Page:
───

Barton wrote:

"Jim, might I suggest you apply to the next
redbook???"

Love to, but the Boss won't let me ('nuff said). He
wants me to go back and so zOS. My forays into P&T for
Linux are during slack times and weekends and when I
can get on the hardware. I got on the TREX by
promising to do a beta for POK.

"As for your LPAR, that probably explains a lot. In
the real world,
I can't figure out why a customer who has to pay for
it would
dedicate an LPAR to Linux that is at best today 1.3Ghz
(z990),
at 1-2 orders of magnitude more in price than a say
3Ghz Intel
chip (With memory that is a lot less $$) and oh by the
way, I recently
lost a proof of concept because until we get complete
FCP,
the I/O on the "ix" platform was faster."

(but had to be distributed!)

Question: What many transactions can I do in a given
time for what cost?

You're still thinking the PC model - with among other
things a lot of CPU idle, a lot of memory idle, and
database dispersed over a lot of disk drives that can
only be reached via the net.

───

Exercises to complete:
[1] In the reply, how did the writer get on the TREX?
[2] Print the passage of the reply from "(but had to" to "via the net.", word for word.

───

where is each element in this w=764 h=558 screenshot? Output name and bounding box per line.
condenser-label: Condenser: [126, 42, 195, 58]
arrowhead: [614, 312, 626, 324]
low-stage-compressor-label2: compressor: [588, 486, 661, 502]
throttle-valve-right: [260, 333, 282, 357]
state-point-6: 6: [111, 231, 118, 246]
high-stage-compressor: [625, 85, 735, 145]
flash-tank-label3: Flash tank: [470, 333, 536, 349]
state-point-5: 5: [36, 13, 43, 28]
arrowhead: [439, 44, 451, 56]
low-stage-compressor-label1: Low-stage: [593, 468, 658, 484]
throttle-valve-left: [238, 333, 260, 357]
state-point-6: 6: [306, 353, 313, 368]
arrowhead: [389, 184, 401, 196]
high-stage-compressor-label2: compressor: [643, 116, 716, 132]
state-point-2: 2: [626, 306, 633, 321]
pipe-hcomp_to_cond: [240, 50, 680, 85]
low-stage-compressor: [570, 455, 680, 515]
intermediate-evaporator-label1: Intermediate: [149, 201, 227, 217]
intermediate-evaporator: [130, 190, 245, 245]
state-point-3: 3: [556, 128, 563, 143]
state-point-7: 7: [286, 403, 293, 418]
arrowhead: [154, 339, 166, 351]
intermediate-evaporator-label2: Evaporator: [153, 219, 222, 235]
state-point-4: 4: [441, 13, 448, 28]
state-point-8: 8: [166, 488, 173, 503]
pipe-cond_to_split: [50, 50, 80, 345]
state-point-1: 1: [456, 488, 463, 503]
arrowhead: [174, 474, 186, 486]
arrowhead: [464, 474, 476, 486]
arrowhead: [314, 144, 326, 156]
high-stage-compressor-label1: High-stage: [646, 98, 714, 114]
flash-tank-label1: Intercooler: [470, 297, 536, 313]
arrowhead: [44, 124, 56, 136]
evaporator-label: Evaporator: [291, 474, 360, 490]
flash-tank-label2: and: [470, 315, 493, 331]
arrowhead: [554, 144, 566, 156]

───

Expected answers:
[1] By promising to do a beta for POK.

[2]
(but had to be distributed!)

Question: What many transactions can I do in a given
time for what cost?

You're still thinking the PC model - with among other
things a lot of CPU idle, a lot of memory idle, and
database dispersed over a lot of disk drives that can
only be reached via the net.